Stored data
#####

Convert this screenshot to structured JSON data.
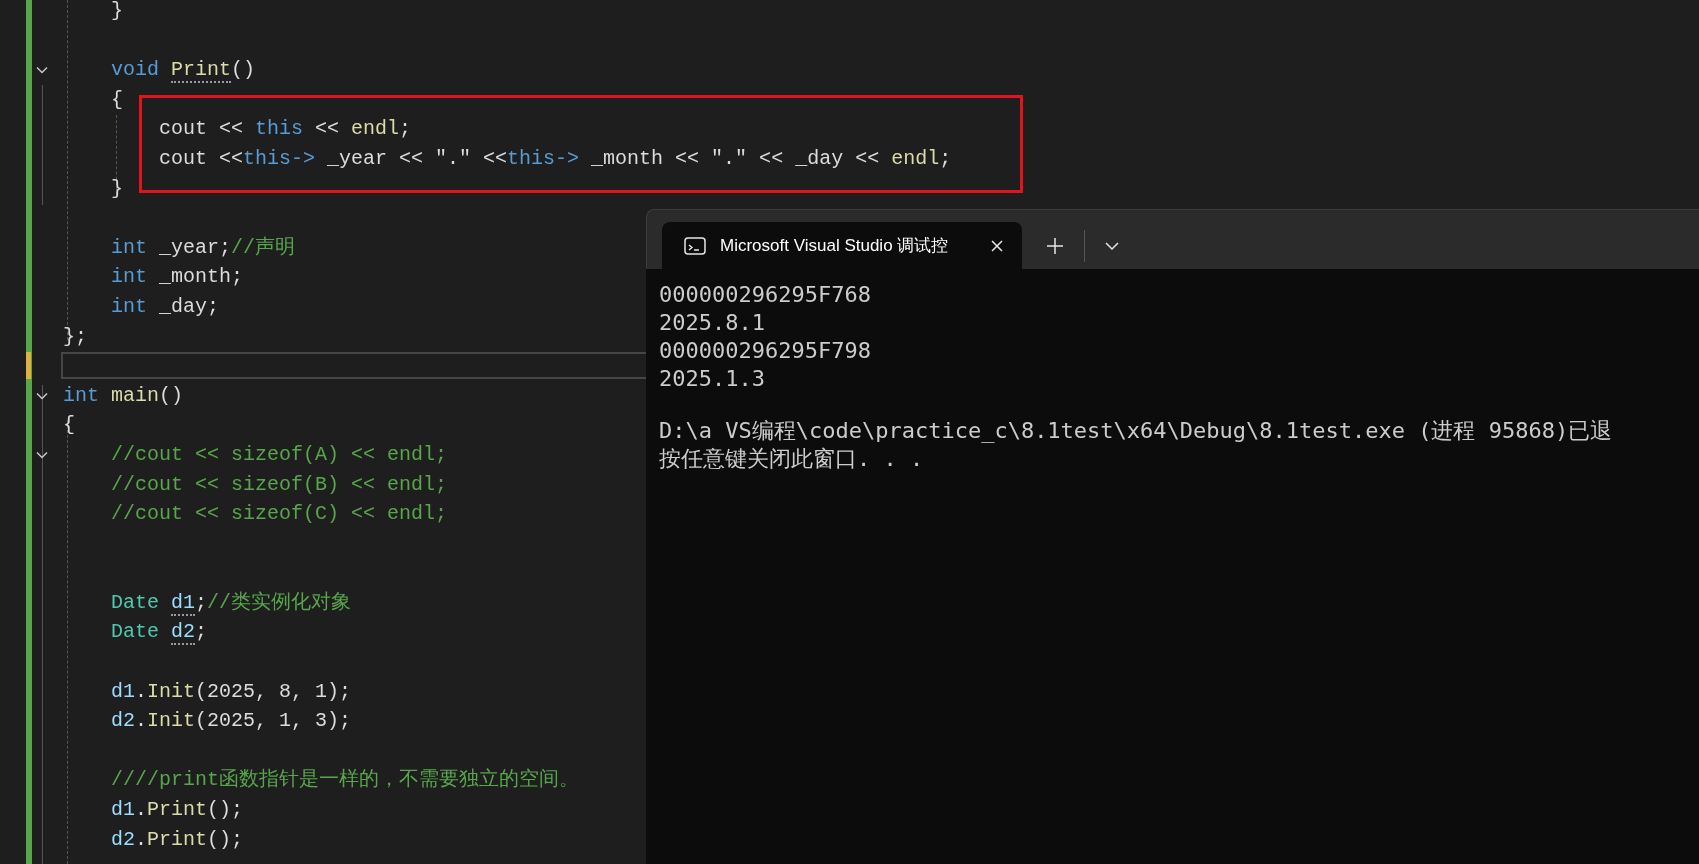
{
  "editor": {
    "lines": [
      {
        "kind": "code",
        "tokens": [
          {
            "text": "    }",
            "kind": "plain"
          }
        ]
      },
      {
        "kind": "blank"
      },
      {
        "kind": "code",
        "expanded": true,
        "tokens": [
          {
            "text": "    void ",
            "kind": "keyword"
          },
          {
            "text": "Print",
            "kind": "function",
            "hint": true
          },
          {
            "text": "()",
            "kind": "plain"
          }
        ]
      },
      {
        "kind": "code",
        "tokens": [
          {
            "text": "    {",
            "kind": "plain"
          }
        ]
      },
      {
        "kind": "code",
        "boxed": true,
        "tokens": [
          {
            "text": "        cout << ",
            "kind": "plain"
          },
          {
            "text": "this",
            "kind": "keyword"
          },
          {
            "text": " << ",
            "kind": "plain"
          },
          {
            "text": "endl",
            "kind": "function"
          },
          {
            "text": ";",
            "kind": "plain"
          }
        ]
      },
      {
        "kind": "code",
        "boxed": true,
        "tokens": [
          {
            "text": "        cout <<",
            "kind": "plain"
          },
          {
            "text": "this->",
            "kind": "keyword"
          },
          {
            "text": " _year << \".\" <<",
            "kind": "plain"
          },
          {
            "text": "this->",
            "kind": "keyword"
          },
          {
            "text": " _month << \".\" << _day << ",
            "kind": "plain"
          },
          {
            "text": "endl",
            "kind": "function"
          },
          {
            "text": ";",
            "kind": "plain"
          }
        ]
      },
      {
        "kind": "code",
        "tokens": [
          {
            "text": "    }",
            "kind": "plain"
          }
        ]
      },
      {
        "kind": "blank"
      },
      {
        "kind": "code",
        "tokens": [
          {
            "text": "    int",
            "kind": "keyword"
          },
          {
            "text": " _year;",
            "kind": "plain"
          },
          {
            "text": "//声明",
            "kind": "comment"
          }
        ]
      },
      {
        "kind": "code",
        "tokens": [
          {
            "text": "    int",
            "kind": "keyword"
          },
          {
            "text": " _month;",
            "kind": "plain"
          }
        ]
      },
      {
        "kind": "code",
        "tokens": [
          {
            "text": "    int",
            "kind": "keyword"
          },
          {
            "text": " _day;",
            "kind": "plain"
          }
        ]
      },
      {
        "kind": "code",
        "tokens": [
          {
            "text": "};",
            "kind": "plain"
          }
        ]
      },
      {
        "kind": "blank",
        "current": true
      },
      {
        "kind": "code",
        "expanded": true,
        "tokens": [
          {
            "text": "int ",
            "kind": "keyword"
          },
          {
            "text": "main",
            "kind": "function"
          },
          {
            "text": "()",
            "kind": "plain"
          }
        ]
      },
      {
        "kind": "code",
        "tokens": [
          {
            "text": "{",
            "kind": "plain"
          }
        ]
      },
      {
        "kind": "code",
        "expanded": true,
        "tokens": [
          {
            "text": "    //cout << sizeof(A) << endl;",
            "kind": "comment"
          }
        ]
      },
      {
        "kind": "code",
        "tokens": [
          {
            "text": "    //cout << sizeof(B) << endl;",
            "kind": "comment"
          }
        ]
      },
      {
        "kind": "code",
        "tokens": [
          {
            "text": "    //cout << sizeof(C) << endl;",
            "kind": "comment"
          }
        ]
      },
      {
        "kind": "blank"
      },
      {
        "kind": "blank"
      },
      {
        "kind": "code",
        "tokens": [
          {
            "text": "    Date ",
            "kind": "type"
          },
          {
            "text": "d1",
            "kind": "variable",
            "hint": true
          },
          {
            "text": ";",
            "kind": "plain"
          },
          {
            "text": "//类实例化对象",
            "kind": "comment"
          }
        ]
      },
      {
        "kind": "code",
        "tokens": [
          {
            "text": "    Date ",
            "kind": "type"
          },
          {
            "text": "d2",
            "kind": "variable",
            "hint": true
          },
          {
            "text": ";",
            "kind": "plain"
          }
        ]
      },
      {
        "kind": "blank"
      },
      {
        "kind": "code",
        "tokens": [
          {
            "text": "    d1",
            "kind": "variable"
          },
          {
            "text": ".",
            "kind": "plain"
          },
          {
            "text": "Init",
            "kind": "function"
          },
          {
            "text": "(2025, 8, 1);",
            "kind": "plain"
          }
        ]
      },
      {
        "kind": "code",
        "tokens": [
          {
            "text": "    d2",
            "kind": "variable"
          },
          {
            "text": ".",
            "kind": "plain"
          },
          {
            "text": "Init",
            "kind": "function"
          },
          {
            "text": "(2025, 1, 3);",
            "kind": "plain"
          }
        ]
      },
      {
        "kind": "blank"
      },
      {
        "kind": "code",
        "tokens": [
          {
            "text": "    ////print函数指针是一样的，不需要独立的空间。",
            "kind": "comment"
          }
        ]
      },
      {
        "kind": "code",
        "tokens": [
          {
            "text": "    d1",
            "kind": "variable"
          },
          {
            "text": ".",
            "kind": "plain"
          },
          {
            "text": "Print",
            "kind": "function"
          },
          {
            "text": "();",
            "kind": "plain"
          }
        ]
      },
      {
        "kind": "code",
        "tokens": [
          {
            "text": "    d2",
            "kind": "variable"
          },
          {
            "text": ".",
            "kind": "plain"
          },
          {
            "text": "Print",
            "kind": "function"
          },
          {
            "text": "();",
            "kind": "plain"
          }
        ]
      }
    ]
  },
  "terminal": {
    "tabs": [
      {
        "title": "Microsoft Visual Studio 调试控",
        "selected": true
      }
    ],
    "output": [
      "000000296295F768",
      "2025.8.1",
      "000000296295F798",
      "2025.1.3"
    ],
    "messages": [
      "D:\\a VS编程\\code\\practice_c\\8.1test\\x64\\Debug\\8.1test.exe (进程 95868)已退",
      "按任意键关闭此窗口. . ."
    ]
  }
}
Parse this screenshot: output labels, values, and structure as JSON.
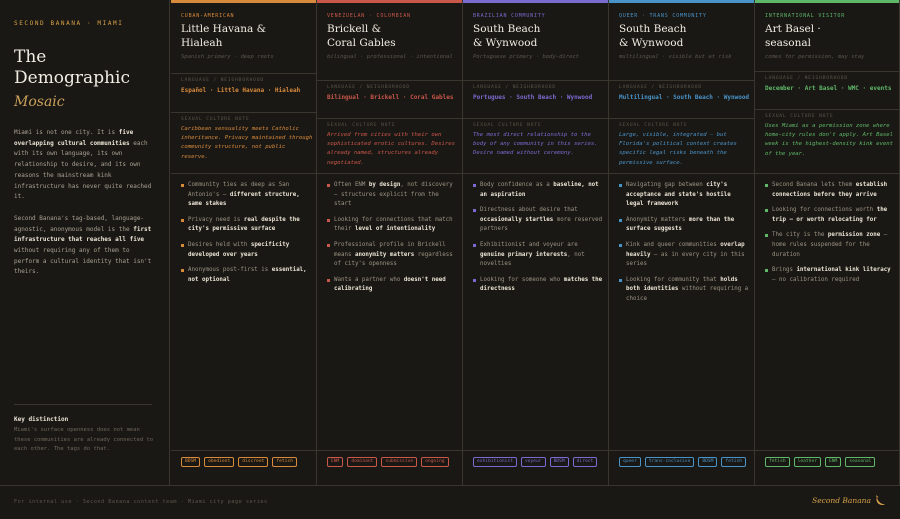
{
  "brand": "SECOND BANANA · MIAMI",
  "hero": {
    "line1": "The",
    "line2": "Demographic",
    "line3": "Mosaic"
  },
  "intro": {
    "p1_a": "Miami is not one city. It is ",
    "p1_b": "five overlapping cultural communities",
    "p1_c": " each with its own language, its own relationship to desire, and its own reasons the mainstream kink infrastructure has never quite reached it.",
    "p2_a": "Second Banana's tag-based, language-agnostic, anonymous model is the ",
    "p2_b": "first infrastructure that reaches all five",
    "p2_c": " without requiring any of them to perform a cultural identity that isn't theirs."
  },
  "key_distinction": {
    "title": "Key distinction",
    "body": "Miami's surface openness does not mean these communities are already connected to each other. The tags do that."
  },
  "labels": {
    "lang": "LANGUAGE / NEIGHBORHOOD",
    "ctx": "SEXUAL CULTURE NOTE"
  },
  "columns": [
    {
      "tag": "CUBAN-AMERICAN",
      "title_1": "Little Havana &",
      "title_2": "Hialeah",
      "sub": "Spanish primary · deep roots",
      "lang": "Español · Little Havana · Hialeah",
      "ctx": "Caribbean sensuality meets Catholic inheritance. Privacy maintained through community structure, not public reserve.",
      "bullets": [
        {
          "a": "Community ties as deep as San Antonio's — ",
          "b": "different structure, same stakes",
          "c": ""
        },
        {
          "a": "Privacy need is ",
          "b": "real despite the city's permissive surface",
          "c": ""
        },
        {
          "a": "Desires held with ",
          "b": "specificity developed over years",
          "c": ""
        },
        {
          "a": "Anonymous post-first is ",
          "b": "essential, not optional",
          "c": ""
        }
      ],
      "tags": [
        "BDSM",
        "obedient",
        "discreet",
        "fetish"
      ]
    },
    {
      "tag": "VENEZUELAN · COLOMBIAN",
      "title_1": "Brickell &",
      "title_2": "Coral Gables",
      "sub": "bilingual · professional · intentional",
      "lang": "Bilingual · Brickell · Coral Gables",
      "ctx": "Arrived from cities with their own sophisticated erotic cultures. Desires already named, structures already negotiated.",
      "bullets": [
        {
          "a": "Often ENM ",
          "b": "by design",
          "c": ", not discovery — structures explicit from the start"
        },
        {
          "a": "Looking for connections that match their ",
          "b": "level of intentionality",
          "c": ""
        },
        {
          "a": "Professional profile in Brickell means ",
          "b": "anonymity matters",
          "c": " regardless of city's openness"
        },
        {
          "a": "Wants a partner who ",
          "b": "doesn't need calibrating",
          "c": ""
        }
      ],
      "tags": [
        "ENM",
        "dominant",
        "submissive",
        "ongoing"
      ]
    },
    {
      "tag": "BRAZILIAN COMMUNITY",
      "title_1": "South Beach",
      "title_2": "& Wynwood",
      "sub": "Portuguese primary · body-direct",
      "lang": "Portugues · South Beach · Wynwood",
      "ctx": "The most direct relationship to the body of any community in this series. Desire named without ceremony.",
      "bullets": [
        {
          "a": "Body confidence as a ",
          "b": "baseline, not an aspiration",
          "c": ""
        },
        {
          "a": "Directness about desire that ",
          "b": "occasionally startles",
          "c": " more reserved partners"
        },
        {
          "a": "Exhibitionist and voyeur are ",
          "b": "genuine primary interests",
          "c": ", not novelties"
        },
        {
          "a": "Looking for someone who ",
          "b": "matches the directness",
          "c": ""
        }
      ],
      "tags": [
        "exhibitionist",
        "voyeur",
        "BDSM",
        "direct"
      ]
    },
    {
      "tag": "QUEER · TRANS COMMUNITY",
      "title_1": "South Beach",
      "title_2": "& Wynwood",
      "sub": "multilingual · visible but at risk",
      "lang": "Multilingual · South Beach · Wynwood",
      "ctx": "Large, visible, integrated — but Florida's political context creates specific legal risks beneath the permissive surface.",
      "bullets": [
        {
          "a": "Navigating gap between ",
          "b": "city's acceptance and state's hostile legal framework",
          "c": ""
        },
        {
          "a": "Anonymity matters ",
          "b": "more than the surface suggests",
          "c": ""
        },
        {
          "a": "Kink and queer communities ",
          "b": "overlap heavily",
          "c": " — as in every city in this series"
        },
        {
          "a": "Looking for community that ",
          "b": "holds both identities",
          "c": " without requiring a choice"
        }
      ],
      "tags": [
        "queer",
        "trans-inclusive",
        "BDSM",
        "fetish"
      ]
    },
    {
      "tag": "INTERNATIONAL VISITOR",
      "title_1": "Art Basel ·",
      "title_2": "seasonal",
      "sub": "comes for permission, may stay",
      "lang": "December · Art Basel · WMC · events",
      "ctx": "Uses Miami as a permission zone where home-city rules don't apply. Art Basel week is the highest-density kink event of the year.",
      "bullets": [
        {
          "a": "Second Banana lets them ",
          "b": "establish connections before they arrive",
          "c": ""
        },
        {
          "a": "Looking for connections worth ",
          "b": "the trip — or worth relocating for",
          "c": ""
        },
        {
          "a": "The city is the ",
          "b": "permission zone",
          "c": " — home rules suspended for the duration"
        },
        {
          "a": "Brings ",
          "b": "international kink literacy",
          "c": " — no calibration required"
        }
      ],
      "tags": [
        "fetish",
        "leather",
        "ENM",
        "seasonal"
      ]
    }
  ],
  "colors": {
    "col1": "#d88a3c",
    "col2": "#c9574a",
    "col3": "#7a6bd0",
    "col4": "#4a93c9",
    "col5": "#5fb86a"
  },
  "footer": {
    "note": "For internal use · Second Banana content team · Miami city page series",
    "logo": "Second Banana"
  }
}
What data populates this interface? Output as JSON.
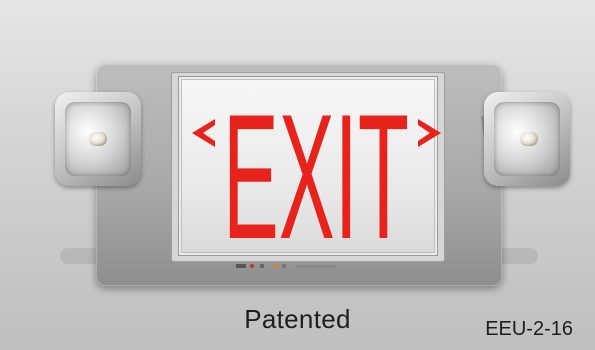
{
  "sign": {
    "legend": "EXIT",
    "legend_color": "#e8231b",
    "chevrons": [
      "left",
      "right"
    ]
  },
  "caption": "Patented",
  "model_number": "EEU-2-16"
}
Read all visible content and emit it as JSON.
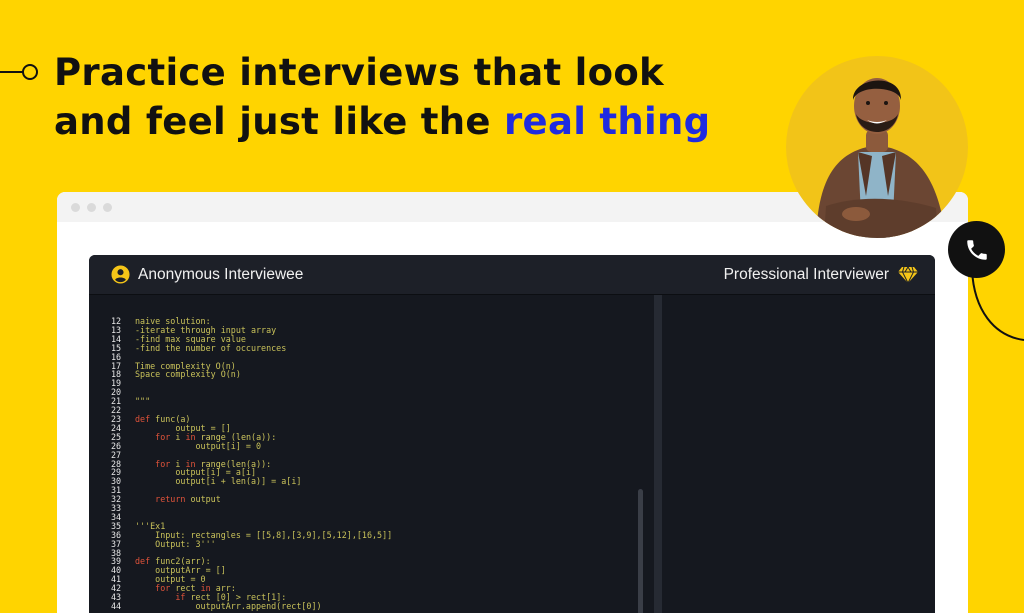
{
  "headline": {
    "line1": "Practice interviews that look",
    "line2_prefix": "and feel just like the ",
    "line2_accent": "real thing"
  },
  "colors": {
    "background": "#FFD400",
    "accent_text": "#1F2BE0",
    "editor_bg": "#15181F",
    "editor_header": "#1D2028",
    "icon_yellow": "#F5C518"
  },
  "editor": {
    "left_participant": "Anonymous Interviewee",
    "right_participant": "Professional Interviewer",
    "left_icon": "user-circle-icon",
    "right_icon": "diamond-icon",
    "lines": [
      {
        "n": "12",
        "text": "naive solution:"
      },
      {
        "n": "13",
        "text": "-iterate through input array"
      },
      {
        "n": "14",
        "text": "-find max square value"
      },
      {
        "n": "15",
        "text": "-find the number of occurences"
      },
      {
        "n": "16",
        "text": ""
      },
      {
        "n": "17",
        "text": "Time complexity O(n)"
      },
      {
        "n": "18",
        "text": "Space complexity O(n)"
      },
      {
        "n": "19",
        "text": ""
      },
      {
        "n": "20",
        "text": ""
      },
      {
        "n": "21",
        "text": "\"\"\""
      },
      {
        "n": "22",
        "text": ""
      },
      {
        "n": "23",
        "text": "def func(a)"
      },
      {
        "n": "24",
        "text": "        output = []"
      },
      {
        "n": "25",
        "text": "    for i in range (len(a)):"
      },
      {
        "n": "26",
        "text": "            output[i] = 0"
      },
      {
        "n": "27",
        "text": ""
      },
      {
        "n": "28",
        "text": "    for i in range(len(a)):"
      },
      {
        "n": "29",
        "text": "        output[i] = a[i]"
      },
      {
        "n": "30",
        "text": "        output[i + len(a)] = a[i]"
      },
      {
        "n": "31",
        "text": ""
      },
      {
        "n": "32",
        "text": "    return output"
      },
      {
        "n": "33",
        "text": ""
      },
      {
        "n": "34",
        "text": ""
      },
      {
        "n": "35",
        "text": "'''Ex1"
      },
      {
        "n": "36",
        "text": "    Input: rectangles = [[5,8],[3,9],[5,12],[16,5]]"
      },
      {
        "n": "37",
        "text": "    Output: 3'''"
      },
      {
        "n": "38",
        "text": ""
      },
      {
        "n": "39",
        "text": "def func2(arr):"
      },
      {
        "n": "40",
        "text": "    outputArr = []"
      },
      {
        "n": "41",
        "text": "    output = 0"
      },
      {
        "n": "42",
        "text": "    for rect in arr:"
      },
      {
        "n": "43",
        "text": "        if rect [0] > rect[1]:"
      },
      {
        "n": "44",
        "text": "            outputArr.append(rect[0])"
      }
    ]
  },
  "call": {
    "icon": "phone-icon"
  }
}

#####

The exercise: Gather from the data above every line with the string "Beach".

Reply:
      "title_1": "South Beach",
      "lang": "Portugues · South Beach · Wynwood",
      "title_1": "South Beach",
      "lang": "Multilingual · South Beach · Wynwood",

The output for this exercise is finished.